▸ Task: In the material below, list every line carrying the string "correct".

▼

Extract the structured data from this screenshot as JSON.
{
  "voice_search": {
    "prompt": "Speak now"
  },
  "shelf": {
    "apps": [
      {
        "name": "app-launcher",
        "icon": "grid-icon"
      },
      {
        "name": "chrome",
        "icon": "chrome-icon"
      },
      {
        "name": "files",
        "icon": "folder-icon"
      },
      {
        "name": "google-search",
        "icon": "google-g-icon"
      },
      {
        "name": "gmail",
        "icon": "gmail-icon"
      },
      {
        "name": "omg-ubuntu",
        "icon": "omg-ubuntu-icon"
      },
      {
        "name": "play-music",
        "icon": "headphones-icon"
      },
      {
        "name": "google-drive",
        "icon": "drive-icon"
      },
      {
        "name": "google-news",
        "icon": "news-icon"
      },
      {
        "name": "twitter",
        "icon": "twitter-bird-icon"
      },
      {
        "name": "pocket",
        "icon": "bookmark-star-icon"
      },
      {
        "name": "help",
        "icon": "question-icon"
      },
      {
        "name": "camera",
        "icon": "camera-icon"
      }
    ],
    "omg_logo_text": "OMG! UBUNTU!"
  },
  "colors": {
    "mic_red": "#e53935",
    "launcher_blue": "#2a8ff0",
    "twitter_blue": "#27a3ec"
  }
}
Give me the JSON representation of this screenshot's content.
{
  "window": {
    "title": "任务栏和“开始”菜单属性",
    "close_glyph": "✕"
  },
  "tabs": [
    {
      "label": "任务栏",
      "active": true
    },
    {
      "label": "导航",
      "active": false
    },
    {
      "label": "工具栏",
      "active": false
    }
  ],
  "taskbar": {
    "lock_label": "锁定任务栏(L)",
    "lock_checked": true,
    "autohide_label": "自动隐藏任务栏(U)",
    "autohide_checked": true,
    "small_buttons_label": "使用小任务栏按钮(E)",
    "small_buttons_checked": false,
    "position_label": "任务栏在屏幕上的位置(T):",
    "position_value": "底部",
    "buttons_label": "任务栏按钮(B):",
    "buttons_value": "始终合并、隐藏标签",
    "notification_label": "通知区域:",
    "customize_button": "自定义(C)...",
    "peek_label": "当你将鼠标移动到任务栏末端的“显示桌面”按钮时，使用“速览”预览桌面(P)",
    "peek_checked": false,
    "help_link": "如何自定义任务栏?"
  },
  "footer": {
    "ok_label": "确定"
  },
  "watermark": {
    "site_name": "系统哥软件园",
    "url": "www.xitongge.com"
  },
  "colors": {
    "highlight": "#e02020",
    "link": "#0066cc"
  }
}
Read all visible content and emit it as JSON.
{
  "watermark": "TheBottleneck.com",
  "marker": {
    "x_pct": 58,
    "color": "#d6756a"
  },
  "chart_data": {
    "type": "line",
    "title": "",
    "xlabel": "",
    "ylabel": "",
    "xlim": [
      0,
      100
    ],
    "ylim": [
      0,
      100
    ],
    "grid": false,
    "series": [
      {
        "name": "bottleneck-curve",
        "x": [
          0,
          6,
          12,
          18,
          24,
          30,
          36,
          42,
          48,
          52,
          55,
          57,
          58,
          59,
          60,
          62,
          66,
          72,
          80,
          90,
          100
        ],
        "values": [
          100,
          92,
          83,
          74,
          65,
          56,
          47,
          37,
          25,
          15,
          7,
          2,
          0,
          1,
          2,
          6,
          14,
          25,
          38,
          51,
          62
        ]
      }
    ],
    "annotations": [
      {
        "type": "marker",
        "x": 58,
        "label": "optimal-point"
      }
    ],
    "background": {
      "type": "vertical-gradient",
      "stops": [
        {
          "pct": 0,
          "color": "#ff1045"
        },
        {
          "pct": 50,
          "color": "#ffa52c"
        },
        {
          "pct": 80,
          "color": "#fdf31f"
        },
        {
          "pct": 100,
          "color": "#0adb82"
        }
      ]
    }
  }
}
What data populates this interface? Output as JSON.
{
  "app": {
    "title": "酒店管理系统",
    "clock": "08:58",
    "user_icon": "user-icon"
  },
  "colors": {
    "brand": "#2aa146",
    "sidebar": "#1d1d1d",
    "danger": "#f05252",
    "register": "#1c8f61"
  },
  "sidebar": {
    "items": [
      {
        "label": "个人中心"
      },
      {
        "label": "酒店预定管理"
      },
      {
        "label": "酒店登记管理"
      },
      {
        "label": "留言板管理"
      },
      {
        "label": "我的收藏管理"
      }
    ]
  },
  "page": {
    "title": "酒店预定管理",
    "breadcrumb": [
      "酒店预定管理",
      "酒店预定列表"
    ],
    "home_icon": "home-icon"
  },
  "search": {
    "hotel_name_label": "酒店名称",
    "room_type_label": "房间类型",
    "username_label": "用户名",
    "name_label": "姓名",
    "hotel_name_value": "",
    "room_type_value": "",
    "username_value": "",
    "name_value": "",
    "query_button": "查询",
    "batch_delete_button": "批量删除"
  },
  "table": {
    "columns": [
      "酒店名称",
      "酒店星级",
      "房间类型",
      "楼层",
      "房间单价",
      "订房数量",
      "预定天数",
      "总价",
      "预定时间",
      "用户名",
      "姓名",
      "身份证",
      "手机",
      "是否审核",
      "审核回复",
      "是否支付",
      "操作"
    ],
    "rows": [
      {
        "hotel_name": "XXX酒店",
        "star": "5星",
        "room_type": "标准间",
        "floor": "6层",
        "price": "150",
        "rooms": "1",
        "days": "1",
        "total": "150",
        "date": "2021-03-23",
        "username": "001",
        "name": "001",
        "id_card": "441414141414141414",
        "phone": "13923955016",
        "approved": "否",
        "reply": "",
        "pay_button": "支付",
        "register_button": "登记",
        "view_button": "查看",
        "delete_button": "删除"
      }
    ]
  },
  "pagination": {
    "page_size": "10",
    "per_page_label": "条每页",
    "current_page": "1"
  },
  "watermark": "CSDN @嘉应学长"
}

▲
▼

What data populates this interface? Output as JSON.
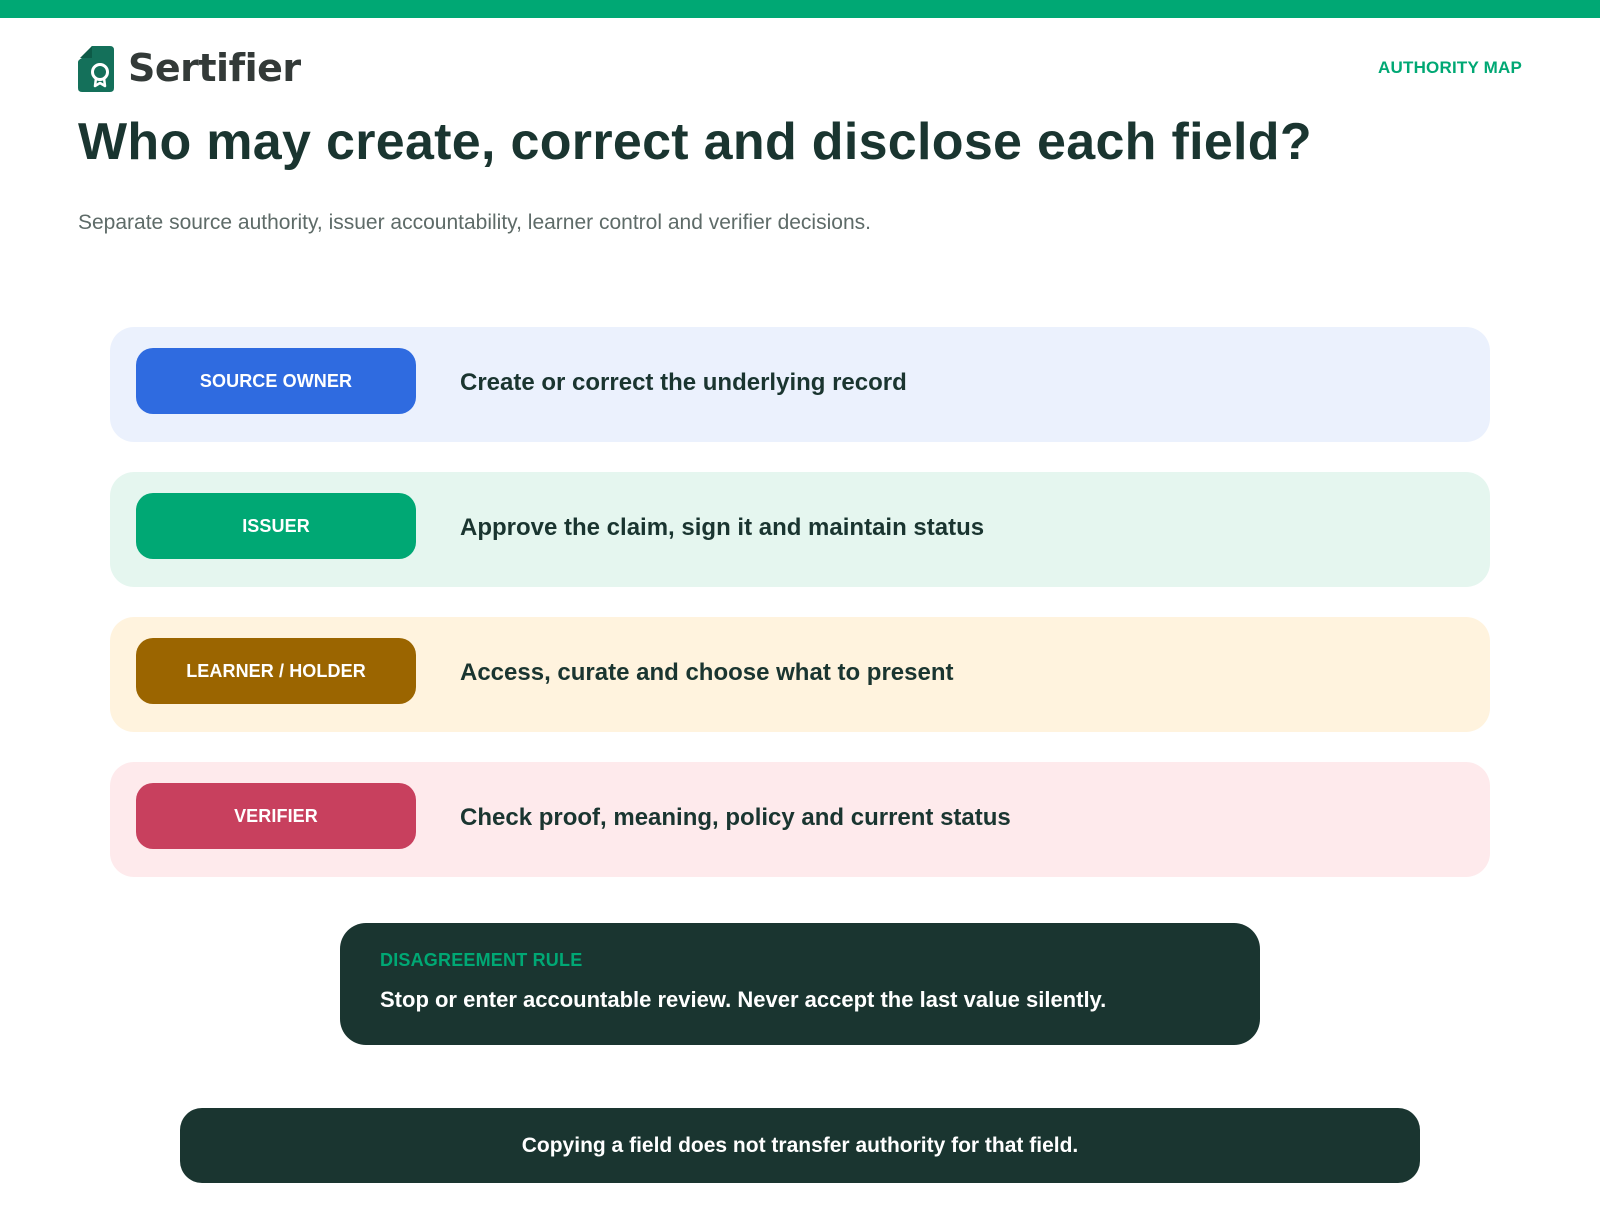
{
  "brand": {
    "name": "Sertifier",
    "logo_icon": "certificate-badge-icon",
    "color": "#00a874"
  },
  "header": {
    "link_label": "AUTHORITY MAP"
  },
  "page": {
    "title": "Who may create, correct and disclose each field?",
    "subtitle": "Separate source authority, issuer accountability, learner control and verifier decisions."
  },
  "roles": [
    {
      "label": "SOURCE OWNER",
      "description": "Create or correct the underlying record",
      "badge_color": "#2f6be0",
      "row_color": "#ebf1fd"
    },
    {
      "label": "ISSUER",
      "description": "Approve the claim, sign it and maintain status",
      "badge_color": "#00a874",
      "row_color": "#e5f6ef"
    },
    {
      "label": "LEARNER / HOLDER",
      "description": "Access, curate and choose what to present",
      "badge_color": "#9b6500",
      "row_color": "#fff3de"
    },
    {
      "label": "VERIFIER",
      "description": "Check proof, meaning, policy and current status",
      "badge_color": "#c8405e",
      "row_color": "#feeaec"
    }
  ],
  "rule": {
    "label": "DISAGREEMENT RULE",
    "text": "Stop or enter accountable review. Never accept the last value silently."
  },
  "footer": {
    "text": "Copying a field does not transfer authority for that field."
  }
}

▲

▸ Output of the task:
    "title": "Who may create, correct and disclose each field?",
      "description": "Create or correct the underlying record",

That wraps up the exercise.